Stored records
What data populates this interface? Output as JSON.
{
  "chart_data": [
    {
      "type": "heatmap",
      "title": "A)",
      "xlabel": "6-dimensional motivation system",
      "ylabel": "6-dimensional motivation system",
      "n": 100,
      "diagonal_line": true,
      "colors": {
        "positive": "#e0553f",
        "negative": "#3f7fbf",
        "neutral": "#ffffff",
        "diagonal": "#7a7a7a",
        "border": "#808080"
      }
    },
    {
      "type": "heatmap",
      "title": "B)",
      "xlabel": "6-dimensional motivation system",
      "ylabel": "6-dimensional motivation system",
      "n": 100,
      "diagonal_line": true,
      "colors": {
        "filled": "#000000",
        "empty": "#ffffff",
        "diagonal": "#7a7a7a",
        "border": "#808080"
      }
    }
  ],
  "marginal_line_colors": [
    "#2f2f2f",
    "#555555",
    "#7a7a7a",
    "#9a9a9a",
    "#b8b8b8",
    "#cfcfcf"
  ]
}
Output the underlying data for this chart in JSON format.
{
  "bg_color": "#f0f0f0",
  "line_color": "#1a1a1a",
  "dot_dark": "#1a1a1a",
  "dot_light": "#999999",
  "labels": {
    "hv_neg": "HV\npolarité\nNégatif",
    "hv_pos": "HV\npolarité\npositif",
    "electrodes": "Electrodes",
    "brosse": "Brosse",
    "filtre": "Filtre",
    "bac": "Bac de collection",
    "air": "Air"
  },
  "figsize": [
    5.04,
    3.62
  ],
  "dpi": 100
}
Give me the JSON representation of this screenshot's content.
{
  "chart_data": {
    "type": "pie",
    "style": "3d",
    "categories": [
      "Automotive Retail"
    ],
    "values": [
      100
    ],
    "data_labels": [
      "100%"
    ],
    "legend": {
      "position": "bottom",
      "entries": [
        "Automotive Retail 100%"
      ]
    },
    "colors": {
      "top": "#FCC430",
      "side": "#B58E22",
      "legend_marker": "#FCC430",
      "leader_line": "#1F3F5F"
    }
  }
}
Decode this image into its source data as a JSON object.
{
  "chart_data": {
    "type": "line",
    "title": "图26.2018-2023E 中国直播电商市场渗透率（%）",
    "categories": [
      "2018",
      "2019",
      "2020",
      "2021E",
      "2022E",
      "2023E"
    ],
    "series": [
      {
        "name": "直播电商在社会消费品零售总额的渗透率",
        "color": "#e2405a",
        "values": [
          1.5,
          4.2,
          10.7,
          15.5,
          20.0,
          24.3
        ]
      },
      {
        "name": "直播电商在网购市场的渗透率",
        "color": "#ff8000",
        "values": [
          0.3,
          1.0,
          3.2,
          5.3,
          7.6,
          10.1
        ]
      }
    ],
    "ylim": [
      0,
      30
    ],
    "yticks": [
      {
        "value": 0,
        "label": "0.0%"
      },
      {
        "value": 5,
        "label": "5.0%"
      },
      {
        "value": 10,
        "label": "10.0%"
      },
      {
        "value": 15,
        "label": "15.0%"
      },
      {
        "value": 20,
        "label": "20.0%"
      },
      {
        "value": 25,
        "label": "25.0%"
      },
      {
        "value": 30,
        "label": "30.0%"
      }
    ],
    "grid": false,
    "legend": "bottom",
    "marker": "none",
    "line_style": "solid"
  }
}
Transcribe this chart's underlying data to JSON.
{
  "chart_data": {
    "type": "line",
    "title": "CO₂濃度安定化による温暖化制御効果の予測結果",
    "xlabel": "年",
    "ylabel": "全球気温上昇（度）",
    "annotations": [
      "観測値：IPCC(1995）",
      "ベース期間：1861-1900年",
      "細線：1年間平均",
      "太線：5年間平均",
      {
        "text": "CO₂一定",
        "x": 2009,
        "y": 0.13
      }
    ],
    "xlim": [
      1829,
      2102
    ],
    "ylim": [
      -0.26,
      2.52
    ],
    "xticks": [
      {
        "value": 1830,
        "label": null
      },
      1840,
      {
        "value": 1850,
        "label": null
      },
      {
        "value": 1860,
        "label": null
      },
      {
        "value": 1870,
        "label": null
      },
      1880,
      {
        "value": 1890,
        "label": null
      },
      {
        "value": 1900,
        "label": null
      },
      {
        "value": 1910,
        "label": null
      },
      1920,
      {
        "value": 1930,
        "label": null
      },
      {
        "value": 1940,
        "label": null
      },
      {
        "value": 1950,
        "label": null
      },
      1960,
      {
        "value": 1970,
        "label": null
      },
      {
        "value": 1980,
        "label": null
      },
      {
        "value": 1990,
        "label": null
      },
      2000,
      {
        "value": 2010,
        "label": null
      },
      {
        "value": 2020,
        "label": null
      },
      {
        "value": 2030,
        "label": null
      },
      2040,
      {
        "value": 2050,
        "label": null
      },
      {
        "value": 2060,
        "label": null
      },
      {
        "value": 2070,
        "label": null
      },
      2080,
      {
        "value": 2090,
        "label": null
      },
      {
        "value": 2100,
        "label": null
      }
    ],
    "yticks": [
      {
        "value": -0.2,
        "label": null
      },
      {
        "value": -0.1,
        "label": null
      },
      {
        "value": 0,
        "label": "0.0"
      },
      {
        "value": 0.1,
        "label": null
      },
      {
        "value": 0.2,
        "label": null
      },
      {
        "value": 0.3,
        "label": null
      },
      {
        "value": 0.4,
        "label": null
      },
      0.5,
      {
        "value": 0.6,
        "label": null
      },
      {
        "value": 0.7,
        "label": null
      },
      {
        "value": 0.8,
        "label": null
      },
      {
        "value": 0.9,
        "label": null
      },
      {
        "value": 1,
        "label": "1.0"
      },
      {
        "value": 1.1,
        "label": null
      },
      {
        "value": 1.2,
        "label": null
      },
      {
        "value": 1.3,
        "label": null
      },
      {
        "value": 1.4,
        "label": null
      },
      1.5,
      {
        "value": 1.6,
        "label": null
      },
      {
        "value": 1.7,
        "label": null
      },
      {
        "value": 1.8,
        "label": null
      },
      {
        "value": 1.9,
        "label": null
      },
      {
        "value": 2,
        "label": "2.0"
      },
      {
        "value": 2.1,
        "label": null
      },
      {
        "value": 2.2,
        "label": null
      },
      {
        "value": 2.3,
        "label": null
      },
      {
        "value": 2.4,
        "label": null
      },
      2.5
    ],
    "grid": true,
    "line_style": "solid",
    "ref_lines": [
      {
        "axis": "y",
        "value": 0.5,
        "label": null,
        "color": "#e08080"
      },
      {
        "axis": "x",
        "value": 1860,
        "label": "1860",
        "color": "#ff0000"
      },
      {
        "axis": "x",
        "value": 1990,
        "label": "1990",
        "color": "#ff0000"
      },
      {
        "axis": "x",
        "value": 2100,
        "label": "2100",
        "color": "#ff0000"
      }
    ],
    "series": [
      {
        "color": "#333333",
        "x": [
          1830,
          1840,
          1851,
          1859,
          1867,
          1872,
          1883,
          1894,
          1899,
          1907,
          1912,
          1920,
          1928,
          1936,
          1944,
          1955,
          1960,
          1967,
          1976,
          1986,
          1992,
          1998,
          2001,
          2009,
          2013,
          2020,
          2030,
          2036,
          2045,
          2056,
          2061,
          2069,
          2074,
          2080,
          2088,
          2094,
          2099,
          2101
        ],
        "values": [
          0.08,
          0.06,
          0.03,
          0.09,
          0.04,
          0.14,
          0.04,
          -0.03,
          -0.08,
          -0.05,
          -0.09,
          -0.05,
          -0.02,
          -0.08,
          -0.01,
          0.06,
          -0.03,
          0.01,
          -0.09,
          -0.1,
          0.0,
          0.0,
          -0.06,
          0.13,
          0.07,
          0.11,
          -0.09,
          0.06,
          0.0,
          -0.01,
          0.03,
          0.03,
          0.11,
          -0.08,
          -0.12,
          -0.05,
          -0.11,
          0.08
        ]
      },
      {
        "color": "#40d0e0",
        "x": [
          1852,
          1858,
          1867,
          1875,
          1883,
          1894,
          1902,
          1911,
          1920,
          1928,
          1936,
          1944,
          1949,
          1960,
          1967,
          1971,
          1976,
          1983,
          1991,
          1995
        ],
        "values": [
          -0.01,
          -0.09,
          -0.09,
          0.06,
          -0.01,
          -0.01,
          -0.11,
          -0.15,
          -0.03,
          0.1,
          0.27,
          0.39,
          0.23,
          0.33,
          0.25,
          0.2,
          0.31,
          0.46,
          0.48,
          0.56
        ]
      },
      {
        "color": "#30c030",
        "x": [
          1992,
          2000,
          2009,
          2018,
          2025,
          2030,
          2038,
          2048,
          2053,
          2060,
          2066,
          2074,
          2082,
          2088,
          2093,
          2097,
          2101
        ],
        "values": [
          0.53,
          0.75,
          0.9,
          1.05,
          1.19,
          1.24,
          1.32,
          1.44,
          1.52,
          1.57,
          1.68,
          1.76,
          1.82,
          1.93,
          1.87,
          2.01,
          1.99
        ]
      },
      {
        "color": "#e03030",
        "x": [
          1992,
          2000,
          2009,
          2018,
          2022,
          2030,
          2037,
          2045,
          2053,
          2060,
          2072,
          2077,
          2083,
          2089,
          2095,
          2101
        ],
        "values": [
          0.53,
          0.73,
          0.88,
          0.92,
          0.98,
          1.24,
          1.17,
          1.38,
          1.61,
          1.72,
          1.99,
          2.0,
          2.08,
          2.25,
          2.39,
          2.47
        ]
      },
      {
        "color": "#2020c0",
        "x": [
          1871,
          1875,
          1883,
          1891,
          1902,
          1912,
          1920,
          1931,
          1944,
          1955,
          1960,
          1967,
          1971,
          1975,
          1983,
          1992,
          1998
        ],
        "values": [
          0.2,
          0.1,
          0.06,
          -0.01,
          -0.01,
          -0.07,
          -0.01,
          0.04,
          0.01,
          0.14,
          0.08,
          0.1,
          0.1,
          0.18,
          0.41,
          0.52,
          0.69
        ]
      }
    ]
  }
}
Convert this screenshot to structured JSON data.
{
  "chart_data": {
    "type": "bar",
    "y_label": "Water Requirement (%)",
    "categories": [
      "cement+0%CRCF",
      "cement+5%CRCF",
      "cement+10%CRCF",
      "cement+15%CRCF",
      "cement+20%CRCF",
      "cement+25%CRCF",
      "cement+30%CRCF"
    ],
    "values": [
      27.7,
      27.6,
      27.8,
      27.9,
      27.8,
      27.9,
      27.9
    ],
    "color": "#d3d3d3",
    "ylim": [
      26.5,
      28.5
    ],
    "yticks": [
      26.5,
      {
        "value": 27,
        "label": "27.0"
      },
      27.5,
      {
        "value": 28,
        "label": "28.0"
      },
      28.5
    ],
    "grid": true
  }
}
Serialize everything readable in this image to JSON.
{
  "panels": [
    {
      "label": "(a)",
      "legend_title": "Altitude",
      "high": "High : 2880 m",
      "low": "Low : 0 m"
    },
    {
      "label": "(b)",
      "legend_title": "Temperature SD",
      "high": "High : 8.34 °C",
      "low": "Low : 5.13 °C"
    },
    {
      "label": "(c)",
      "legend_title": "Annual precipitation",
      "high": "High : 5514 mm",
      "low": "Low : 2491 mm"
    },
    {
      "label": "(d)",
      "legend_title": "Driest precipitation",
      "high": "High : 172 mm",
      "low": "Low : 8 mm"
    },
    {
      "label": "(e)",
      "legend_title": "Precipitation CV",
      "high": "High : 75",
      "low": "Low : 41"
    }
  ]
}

**PROBLEM DETAILS:**
Copy every line in the entries above that has the string "High" in it.

**FINAL RESULT:**
      "high": "High : 2880 m",
      "high": "High : 8.34 °C",
      "high": "High : 5514 mm",
      "high": "High : 172 mm",
      "high": "High : 75",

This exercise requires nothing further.